## RECORDS TO USE:
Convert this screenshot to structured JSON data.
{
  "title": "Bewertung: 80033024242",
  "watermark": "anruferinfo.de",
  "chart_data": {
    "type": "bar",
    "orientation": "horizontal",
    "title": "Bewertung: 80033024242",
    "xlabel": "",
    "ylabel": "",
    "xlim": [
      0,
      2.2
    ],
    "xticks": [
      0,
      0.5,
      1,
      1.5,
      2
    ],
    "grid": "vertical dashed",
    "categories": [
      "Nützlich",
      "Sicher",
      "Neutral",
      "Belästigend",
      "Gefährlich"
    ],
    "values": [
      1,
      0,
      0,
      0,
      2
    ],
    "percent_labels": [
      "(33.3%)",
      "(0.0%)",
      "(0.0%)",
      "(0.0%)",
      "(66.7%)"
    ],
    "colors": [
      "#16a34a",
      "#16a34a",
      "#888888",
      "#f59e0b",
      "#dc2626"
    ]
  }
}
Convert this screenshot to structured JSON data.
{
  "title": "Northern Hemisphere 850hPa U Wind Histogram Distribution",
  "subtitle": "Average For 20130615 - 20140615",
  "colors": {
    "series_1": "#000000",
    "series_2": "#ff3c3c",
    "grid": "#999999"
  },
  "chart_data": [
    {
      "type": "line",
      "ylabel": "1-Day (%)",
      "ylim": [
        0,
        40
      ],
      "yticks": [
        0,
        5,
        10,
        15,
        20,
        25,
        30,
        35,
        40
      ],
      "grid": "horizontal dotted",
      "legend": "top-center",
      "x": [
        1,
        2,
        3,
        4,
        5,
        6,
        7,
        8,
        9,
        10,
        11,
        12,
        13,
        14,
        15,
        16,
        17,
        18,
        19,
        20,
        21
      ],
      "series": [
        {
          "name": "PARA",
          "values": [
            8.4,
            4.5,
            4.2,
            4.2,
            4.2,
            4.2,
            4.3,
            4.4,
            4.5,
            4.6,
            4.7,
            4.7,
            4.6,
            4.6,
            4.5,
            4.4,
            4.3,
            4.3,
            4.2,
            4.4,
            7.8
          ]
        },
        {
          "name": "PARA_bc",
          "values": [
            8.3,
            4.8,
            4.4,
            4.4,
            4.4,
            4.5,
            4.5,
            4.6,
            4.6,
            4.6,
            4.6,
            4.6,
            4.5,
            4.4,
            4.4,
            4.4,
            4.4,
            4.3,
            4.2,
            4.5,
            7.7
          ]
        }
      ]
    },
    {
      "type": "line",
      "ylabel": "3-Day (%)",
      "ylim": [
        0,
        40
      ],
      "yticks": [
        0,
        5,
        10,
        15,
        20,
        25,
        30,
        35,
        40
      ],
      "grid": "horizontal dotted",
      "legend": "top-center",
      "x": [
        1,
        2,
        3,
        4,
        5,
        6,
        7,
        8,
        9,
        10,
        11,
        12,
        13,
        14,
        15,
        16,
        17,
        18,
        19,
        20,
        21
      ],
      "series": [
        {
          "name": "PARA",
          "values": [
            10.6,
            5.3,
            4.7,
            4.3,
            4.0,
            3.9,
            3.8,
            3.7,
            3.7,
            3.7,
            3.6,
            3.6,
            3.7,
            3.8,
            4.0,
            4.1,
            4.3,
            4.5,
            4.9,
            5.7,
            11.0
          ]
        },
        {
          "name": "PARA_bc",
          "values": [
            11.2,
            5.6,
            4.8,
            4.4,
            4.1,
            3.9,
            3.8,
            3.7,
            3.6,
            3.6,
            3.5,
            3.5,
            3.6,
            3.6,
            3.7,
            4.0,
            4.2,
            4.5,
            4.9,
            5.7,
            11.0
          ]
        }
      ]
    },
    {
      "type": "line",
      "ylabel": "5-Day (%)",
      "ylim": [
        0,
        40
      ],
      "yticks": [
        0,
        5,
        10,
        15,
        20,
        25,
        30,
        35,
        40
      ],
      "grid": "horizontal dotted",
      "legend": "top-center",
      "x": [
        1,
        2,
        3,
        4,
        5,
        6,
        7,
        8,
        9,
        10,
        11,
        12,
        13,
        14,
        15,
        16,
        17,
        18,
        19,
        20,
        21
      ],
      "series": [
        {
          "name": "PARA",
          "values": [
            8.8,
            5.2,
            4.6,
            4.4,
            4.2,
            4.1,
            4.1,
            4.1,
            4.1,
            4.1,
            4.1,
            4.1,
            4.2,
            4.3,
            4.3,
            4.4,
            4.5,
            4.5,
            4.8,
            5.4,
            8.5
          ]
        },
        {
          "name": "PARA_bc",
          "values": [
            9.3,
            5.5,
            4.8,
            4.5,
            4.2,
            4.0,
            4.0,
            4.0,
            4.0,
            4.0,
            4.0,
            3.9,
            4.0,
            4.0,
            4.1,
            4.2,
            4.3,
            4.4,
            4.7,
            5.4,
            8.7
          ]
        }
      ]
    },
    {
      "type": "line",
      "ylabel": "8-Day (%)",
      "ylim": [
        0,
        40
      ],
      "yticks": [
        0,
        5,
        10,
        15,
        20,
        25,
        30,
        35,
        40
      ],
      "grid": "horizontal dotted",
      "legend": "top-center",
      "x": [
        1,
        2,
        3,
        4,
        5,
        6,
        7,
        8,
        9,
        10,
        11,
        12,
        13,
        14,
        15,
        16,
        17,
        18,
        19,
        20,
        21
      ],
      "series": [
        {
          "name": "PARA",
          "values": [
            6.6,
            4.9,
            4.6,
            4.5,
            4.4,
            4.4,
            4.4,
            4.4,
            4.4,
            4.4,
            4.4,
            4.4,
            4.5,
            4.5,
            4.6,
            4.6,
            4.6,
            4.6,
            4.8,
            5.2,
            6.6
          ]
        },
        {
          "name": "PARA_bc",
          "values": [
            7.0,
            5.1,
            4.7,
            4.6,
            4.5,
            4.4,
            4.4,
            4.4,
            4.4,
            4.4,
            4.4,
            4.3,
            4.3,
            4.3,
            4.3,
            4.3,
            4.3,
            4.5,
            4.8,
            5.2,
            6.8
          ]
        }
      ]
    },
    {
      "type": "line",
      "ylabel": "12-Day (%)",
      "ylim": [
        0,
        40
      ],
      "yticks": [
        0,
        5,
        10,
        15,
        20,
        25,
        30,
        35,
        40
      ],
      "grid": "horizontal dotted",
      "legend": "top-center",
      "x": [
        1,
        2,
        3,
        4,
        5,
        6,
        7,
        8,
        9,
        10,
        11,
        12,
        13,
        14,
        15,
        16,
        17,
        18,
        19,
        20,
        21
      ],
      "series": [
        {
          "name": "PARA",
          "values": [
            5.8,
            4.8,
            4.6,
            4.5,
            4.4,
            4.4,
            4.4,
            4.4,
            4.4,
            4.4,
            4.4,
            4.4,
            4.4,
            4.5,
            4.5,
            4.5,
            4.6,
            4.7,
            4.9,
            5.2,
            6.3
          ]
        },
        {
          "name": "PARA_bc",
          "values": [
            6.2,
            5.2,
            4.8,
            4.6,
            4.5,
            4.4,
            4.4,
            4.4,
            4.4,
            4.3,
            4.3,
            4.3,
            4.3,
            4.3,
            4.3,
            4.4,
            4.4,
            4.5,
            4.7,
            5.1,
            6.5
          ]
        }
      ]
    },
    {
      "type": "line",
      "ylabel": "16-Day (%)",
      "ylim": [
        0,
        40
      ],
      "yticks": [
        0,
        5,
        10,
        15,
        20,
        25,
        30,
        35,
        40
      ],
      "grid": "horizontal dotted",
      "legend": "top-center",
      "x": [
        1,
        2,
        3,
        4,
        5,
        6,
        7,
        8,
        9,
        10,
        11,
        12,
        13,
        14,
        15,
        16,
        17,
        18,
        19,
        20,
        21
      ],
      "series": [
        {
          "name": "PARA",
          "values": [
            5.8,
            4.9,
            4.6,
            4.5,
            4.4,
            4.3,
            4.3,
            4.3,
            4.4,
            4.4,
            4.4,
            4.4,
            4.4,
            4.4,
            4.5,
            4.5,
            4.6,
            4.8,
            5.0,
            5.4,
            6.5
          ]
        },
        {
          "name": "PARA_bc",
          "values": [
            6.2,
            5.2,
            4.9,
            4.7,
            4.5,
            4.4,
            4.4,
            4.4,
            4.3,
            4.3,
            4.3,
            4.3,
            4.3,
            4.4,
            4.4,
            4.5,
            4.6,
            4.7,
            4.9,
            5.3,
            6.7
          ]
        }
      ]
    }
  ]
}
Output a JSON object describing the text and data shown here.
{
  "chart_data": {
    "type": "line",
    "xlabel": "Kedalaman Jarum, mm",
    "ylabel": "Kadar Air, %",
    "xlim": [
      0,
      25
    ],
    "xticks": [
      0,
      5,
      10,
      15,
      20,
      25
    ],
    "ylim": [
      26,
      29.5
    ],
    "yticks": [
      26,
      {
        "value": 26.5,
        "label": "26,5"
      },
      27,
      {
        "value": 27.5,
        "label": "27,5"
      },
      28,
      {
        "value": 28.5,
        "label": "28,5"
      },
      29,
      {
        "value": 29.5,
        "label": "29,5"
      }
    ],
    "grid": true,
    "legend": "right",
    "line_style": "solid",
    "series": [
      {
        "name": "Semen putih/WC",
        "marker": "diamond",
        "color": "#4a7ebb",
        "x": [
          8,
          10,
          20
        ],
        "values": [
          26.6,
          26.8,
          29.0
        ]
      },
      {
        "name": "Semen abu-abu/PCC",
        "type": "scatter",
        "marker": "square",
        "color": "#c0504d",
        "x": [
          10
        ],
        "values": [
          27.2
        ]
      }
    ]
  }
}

## WHAT THE TASK REQUIRES:
Filter out every line that lacks the word "Semen", and copy the rest.

## COMPLETE RESPONSE:
        "name": "Semen putih/WC",
        "name": "Semen abu-abu/PCC",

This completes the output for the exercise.